> Required task: Could you copy every line from the material below in which "collection" appears?

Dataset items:
━━━━━━

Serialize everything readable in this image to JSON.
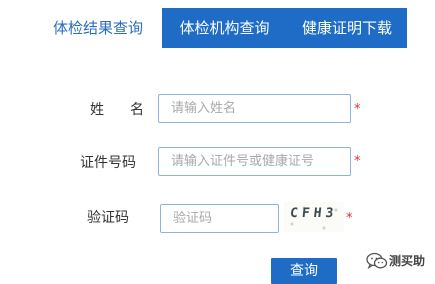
{
  "tabs": [
    {
      "label": "体检结果查询",
      "active": true
    },
    {
      "label": "体检机构查询",
      "active": false
    },
    {
      "label": "健康证明下载",
      "active": false
    }
  ],
  "form": {
    "name": {
      "label": "姓名",
      "placeholder": "请输入姓名",
      "value": "",
      "required_mark": "*"
    },
    "id_number": {
      "label": "证件号码",
      "placeholder": "请输入证件号或健康证号",
      "value": "",
      "required_mark": "*"
    },
    "captcha": {
      "label": "验证码",
      "placeholder": "验证码",
      "value": "",
      "image_text": "CFH3",
      "required_mark": "*"
    },
    "submit_label": "查询"
  },
  "watermark": {
    "text": "测买助"
  },
  "colors": {
    "primary": "#1e6cc6",
    "active_tab_text": "#2a6dbd",
    "input_border": "#8fb3da",
    "required": "#e03030",
    "placeholder": "#a9a9a9"
  }
}
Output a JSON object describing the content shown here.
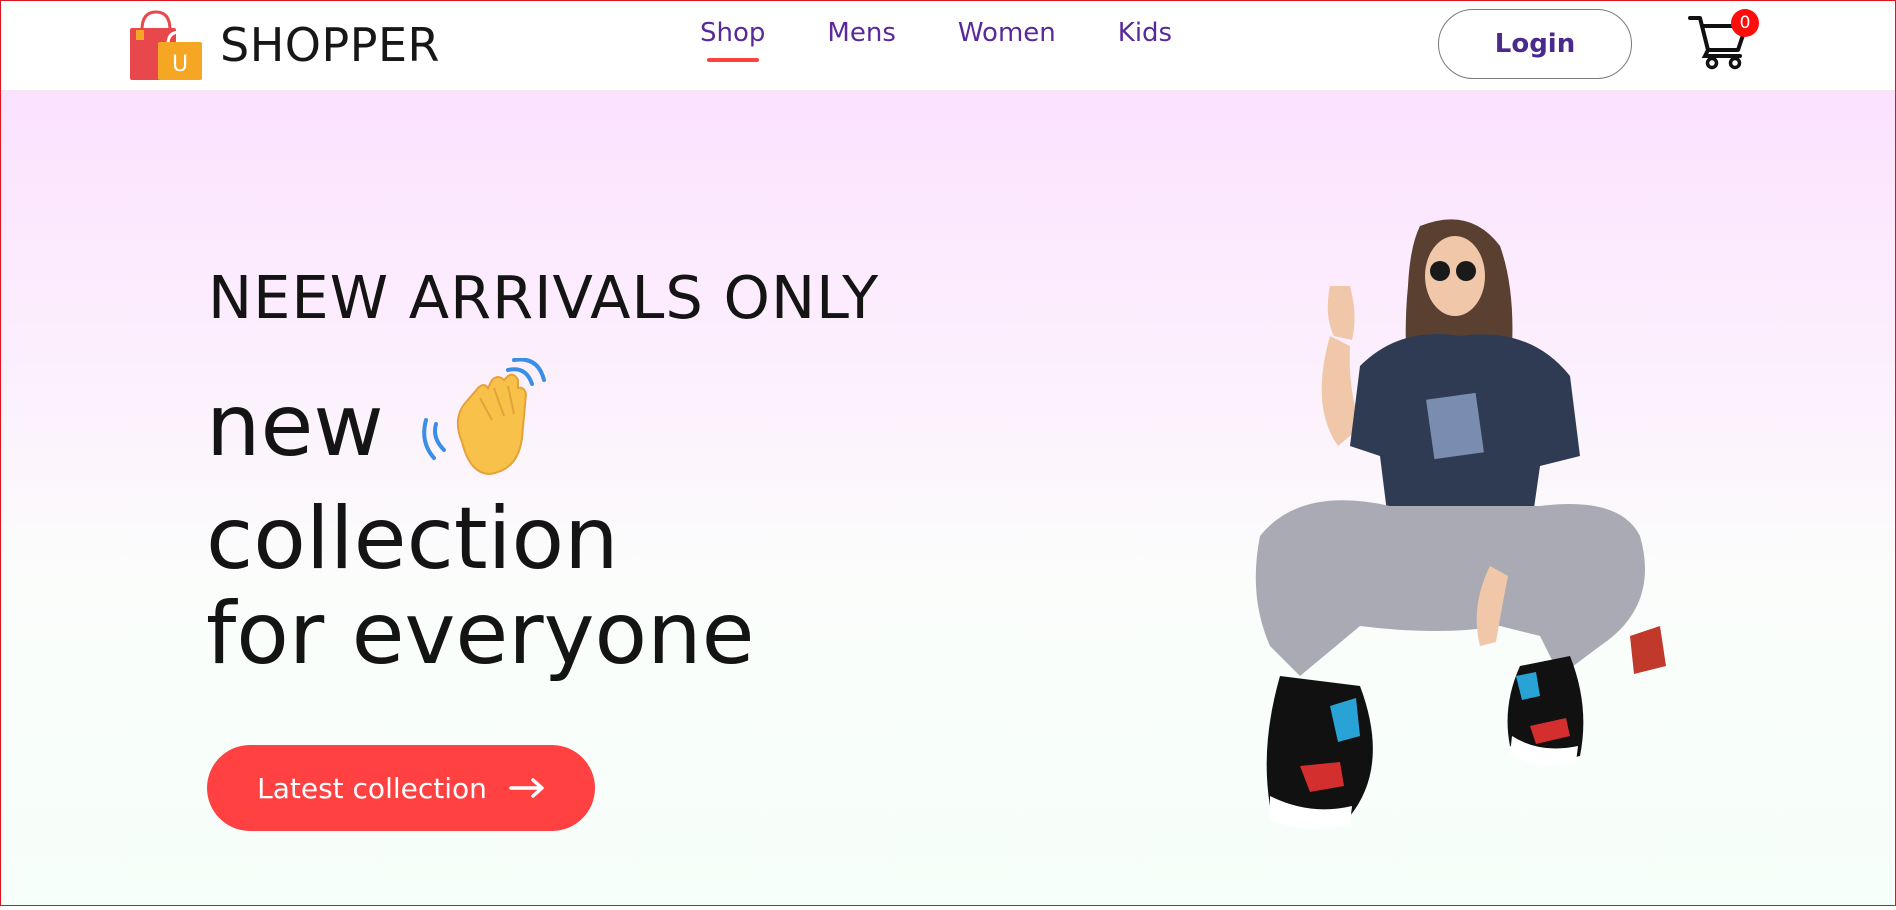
{
  "brand": {
    "name": "SHOPPER",
    "logo_letter": "U"
  },
  "nav": {
    "items": [
      {
        "label": "Shop",
        "active": true
      },
      {
        "label": "Mens",
        "active": false
      },
      {
        "label": "Women",
        "active": false
      },
      {
        "label": "Kids",
        "active": false
      }
    ]
  },
  "header": {
    "login_label": "Login",
    "cart_count": "0"
  },
  "hero": {
    "tagline": "NEEW ARRIVALS ONLY",
    "line1": "new",
    "line2": "collection",
    "line3": "for everyone",
    "cta_label": "Latest collection"
  },
  "colors": {
    "accent": "#ff4141",
    "nav_text": "#5a2a9a",
    "hero_top": "#fbe2ff",
    "hero_bottom": "#f6fff9"
  },
  "icons": [
    "shopping-bag-logo-icon",
    "cart-icon",
    "waving-hand-icon",
    "arrow-right-icon"
  ]
}
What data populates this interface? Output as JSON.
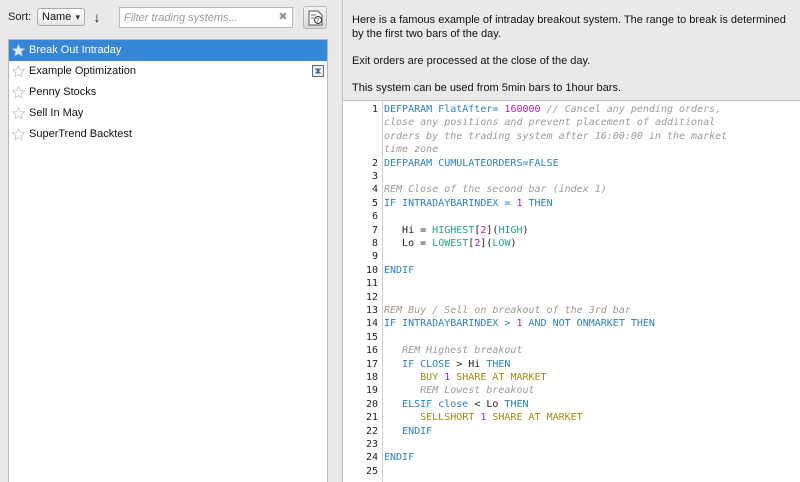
{
  "toolbar": {
    "sort_label": "Sort:",
    "sort_value": "Name",
    "sort_direction_icon": "arrow-down-icon",
    "filter_placeholder": "Filter trading systems...",
    "help_icon": "help-document-icon"
  },
  "systems": [
    {
      "label": "Break Out Intraday",
      "selected": true
    },
    {
      "label": "Example Optimization",
      "selected": false,
      "badge": "optimization-icon"
    },
    {
      "label": "Penny Stocks",
      "selected": false
    },
    {
      "label": "Sell In May",
      "selected": false
    },
    {
      "label": "SuperTrend Backtest",
      "selected": false
    }
  ],
  "description": {
    "p1": "Here is a famous example of intraday breakout system. The range to break is determined by the first two bars of the day.",
    "p2": "Exit orders are processed at the close of the day.",
    "p3": "This system can be used from 5min bars to 1hour bars."
  },
  "colors": {
    "selection": "#3586d4",
    "keyword": "#2a7fc4",
    "comment": "#9a9a9a",
    "number": "#b020b0",
    "function": "#27a38e",
    "action": "#a08a12"
  },
  "code": [
    {
      "n": "1",
      "rows": [
        [
          [
            "kw",
            "DEFPARAM FlatAfter= "
          ],
          [
            "num",
            "160000"
          ],
          [
            "cmt",
            " // Cancel any pending orders,"
          ]
        ],
        [
          [
            "cmt",
            "close any positions and prevent placement of additional"
          ]
        ],
        [
          [
            "cmt",
            "orders by the trading system after 16:00:00 in the market"
          ]
        ],
        [
          [
            "cmt",
            "time zone"
          ]
        ]
      ]
    },
    {
      "n": "2",
      "rows": [
        [
          [
            "kw",
            "DEFPARAM CUMULATEORDERS=FALSE"
          ]
        ]
      ]
    },
    {
      "n": "3",
      "rows": [
        []
      ]
    },
    {
      "n": "4",
      "rows": [
        [
          [
            "cmt",
            "REM Close of the second bar (index 1)"
          ]
        ]
      ]
    },
    {
      "n": "5",
      "rows": [
        [
          [
            "kw",
            "IF INTRADAYBARINDEX = "
          ],
          [
            "num",
            "1"
          ],
          [
            "kw",
            " THEN"
          ]
        ]
      ]
    },
    {
      "n": "6",
      "rows": [
        []
      ]
    },
    {
      "n": "7",
      "rows": [
        [
          [
            "plain",
            "   Hi = "
          ],
          [
            "fn",
            "HIGHEST"
          ],
          [
            "plain",
            "["
          ],
          [
            "num",
            "2"
          ],
          [
            "plain",
            "]("
          ],
          [
            "fn",
            "HIGH"
          ],
          [
            "plain",
            ")"
          ]
        ]
      ]
    },
    {
      "n": "8",
      "rows": [
        [
          [
            "plain",
            "   Lo = "
          ],
          [
            "fn",
            "LOWEST"
          ],
          [
            "plain",
            "["
          ],
          [
            "num",
            "2"
          ],
          [
            "plain",
            "]("
          ],
          [
            "fn",
            "LOW"
          ],
          [
            "plain",
            ")"
          ]
        ]
      ]
    },
    {
      "n": "9",
      "rows": [
        []
      ]
    },
    {
      "n": "10",
      "rows": [
        [
          [
            "kw",
            "ENDIF"
          ]
        ]
      ]
    },
    {
      "n": "11",
      "rows": [
        []
      ]
    },
    {
      "n": "12",
      "rows": [
        []
      ]
    },
    {
      "n": "13",
      "rows": [
        [
          [
            "cmt",
            "REM Buy / Sell on breakout of the 3rd bar"
          ]
        ]
      ]
    },
    {
      "n": "14",
      "rows": [
        [
          [
            "kw",
            "IF INTRADAYBARINDEX > "
          ],
          [
            "num",
            "1"
          ],
          [
            "kw",
            " AND NOT ONMARKET THEN"
          ]
        ]
      ]
    },
    {
      "n": "15",
      "rows": [
        []
      ]
    },
    {
      "n": "16",
      "rows": [
        [
          [
            "cmt",
            "   REM Highest breakout"
          ]
        ]
      ]
    },
    {
      "n": "17",
      "rows": [
        [
          [
            "kw",
            "   IF CLOSE "
          ],
          [
            "plain",
            "> Hi "
          ],
          [
            "kw",
            "THEN"
          ]
        ]
      ]
    },
    {
      "n": "18",
      "rows": [
        [
          [
            "act",
            "      BUY "
          ],
          [
            "num",
            "1"
          ],
          [
            "act",
            " SHARE AT MARKET"
          ]
        ]
      ]
    },
    {
      "n": "19",
      "rows": [
        [
          [
            "cmt",
            "      REM Lowest breakout"
          ]
        ]
      ]
    },
    {
      "n": "20",
      "rows": [
        [
          [
            "kw",
            "   ELSIF close "
          ],
          [
            "plain",
            "< Lo "
          ],
          [
            "kw",
            "THEN"
          ]
        ]
      ]
    },
    {
      "n": "21",
      "rows": [
        [
          [
            "act",
            "      SELLSHORT "
          ],
          [
            "num",
            "1"
          ],
          [
            "act",
            " SHARE AT MARKET"
          ]
        ]
      ]
    },
    {
      "n": "22",
      "rows": [
        [
          [
            "kw",
            "   ENDIF"
          ]
        ]
      ]
    },
    {
      "n": "23",
      "rows": [
        []
      ]
    },
    {
      "n": "24",
      "rows": [
        [
          [
            "kw",
            "ENDIF"
          ]
        ]
      ]
    },
    {
      "n": "25",
      "rows": [
        []
      ]
    }
  ]
}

━━━━━━

> Correct response:
    "line2": "collection",
    "cta_label": "Latest collection"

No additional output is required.